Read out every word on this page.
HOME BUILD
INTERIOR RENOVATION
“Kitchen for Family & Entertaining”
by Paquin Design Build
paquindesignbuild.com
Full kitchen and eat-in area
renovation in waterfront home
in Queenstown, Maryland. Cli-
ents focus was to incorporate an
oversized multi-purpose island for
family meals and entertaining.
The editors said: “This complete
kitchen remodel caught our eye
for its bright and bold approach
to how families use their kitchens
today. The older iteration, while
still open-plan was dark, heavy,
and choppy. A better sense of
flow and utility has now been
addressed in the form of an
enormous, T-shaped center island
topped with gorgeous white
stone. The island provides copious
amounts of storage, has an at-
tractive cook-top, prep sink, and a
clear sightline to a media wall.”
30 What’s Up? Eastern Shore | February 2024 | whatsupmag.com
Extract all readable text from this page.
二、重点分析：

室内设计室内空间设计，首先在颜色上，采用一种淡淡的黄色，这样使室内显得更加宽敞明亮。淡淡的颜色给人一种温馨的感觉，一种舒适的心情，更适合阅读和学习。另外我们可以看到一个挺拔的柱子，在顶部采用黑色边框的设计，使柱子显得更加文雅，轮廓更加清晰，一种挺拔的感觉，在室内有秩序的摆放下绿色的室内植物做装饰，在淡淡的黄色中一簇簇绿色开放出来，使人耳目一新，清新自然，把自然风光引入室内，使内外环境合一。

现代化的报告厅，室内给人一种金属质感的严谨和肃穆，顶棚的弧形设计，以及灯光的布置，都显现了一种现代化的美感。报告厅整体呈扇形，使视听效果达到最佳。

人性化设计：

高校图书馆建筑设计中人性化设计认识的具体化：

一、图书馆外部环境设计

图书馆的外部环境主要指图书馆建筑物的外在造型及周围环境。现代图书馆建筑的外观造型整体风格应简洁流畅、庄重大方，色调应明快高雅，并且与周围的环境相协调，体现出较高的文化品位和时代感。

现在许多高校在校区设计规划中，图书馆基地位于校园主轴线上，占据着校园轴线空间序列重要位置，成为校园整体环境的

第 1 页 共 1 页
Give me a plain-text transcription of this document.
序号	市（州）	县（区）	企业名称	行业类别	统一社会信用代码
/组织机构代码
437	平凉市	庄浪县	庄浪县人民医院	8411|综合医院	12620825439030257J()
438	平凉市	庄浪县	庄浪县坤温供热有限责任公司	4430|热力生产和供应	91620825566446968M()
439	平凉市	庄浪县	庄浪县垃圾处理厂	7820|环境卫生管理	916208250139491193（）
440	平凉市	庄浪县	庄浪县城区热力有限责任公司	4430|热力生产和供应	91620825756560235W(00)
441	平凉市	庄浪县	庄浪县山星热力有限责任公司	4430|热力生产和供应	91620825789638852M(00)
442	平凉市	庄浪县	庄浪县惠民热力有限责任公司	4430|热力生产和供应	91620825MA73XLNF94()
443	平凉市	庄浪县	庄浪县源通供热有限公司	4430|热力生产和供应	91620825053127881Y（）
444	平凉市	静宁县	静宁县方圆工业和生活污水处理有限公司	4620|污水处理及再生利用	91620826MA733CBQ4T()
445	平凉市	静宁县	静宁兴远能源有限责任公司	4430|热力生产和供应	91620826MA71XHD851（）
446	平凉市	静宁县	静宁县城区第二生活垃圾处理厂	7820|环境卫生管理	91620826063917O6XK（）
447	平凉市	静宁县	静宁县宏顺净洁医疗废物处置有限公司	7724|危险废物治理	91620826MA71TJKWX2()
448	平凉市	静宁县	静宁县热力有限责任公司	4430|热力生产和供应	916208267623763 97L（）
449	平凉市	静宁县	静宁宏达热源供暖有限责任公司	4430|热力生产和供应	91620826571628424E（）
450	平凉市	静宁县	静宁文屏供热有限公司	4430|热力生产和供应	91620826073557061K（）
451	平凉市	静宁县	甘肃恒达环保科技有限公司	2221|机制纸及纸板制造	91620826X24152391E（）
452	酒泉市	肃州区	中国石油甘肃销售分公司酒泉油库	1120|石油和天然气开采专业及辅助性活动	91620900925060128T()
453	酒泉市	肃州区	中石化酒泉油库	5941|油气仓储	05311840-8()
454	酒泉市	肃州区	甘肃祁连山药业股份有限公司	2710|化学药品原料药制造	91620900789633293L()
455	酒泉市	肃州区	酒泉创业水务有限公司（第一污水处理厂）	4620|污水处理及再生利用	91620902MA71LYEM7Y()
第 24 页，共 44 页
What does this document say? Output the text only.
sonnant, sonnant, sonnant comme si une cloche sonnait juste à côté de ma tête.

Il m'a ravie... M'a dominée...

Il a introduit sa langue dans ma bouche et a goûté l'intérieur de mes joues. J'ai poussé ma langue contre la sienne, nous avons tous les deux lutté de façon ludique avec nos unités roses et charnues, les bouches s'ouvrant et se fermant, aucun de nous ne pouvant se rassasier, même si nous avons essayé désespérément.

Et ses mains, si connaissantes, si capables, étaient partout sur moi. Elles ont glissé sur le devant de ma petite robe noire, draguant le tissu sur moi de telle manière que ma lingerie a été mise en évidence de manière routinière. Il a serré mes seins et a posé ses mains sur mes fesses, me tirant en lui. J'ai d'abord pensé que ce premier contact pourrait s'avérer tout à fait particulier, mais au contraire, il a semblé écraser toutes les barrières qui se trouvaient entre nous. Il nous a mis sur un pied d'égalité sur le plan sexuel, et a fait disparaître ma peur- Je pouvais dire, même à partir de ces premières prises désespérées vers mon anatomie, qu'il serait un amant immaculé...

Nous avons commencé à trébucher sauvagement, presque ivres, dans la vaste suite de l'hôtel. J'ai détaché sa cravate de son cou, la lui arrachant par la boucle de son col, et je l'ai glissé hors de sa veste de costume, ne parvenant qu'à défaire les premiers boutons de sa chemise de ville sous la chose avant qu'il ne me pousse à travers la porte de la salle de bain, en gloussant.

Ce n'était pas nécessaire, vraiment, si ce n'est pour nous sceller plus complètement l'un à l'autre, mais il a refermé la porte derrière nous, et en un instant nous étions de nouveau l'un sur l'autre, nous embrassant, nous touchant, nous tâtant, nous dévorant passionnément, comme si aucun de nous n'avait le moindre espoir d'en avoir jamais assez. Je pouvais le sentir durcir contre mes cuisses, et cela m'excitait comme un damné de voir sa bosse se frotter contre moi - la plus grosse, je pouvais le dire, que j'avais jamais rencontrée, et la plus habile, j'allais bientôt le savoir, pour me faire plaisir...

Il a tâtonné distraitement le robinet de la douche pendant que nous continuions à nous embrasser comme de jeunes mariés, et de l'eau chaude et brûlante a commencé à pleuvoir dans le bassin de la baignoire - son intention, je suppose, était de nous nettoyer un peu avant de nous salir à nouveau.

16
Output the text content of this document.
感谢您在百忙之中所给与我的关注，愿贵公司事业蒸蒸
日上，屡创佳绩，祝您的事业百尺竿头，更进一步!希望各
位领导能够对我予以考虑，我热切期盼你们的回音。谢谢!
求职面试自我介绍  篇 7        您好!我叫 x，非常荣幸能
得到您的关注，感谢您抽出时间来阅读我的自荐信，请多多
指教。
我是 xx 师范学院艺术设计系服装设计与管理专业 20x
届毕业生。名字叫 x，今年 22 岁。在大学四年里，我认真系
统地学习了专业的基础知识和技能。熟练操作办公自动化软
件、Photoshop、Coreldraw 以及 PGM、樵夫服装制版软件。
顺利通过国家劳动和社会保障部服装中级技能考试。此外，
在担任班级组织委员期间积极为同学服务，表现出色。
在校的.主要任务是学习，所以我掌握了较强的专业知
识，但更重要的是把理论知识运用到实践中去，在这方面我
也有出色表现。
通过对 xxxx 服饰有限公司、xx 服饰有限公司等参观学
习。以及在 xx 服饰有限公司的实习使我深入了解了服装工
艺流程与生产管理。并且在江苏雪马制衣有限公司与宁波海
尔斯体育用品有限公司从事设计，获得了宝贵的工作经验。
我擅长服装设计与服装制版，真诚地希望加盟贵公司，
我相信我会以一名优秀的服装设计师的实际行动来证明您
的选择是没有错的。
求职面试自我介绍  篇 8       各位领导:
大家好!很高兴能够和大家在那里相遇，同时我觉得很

::::::::

_DIRECTIONS FOR THIS TASK_: What is the number of lines in these records that contain "污水处理及再生利用"? Reply with the number only.

_TASK OUTPUT_: 2